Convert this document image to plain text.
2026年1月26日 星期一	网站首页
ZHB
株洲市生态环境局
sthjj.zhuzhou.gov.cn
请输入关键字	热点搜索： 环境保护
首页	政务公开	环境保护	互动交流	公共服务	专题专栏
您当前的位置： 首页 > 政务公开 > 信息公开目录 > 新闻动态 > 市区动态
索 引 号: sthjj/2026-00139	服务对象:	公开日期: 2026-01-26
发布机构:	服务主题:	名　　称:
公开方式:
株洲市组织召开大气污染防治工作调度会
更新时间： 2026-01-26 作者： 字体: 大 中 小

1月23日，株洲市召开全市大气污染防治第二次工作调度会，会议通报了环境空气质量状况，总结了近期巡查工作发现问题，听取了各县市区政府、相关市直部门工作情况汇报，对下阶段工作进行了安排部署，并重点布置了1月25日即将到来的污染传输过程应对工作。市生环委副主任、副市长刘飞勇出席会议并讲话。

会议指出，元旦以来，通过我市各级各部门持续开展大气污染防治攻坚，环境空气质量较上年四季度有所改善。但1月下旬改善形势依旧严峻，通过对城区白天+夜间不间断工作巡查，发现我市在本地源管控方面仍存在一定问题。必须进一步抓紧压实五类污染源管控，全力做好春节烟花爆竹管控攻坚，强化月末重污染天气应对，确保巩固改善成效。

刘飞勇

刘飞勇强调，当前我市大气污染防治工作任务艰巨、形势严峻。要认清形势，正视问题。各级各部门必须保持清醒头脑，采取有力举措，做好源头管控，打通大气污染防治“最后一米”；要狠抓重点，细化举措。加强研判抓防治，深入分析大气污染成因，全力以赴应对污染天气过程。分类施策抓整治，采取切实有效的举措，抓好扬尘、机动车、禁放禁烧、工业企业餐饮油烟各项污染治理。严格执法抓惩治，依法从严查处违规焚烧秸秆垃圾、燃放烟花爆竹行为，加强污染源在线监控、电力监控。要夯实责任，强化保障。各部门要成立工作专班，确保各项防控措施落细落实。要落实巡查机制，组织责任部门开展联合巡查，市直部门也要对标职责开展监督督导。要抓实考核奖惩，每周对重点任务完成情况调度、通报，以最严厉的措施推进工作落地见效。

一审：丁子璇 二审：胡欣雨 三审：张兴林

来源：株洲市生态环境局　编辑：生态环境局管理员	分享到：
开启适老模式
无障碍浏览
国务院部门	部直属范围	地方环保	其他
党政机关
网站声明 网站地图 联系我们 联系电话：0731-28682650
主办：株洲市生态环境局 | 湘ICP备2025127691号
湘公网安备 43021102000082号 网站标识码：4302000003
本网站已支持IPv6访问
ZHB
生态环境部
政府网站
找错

#### [Exercise]
Give only the number of lines in the material above where the string "环境保护" appears.

#### [Result]
2